* begin Input for this task *

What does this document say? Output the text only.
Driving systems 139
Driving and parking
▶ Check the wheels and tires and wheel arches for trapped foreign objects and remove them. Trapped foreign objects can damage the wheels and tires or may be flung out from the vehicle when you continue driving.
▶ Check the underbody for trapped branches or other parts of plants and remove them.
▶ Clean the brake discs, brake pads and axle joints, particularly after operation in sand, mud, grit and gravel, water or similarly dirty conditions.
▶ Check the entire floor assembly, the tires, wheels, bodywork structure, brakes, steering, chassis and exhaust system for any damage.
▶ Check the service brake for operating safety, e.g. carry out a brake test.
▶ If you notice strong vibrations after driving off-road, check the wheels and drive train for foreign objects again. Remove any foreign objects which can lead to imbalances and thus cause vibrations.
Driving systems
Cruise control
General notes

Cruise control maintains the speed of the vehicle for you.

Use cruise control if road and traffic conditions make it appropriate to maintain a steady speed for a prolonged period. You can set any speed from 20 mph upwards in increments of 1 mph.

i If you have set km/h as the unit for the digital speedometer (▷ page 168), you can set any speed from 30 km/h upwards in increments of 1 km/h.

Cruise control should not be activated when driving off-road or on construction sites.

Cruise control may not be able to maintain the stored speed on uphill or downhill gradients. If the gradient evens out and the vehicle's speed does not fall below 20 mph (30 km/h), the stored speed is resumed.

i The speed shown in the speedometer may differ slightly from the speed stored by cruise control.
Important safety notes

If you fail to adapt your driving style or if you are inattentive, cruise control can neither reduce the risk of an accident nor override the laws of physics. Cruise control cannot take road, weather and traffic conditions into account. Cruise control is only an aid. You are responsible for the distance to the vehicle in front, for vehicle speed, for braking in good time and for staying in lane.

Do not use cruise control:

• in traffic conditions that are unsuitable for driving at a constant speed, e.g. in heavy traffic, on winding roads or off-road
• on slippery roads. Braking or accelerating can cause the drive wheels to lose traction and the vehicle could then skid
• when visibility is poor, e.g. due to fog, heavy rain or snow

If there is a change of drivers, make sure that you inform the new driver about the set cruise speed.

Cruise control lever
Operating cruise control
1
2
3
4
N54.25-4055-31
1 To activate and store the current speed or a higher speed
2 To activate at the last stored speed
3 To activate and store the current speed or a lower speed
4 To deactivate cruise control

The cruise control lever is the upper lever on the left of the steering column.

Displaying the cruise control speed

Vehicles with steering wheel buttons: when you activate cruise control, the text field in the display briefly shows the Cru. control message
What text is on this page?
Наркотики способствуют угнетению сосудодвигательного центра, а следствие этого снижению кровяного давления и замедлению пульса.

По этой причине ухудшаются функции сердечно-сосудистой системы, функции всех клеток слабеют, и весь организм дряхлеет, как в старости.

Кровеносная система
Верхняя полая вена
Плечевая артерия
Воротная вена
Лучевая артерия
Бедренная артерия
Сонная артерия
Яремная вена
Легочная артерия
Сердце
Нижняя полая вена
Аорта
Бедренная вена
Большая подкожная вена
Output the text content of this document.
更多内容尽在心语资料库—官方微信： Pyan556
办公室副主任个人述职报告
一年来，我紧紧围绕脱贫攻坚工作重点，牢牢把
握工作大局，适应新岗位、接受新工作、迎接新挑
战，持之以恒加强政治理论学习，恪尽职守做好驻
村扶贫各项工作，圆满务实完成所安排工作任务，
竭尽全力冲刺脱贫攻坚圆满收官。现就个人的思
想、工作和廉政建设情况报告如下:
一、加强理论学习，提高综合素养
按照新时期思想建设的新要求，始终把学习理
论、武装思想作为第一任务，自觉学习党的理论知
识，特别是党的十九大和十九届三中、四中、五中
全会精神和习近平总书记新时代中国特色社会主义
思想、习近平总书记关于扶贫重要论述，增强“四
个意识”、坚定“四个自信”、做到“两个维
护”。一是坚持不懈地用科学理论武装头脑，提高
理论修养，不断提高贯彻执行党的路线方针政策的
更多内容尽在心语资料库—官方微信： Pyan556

* end Input for this task *

• Written exercise
Would you quote, exactly and only, the lines from the one containing "What text is on this page?" to the end of the entries?

• In response
What text is on this page?
Наркотики способствуют угнетению сосудодвигательного центра, а следствие этого снижению кровяного давления и замедлению пульса.

По этой причине ухудшаются функции сердечно-сосудистой системы, функции всех клеток слабеют, и весь организм дряхлеет, как в старости.

Кровеносная система
Верхняя полая вена
Плечевая артерия
Воротная вена
Лучевая артерия
Бедренная артерия
Сонная артерия
Яремная вена
Легочная артерия
Сердце
Нижняя полая вена
Аорта
Бедренная вена
Большая подкожная вена
Output the text content of this document.
更多内容尽在心语资料库—官方微信： Pyan556
办公室副主任个人述职报告
一年来，我紧紧围绕脱贫攻坚工作重点，牢牢把
握工作大局，适应新岗位、接受新工作、迎接新挑
战，持之以恒加强政治理论学习，恪尽职守做好驻
村扶贫各项工作，圆满务实完成所安排工作任务，
竭尽全力冲刺脱贫攻坚圆满收官。现就个人的思
想、工作和廉政建设情况报告如下:
一、加强理论学习，提高综合素养
按照新时期思想建设的新要求，始终把学习理
论、武装思想作为第一任务，自觉学习党的理论知
识，特别是党的十九大和十九届三中、四中、五中
全会精神和习近平总书记新时代中国特色社会主义
思想、习近平总书记关于扶贫重要论述，增强“四
个意识”、坚定“四个自信”、做到“两个维
护”。一是坚持不懈地用科学理论武装头脑，提高
理论修养，不断提高贯彻执行党的路线方针政策的
更多内容尽在心语资料库—官方微信： Pyan556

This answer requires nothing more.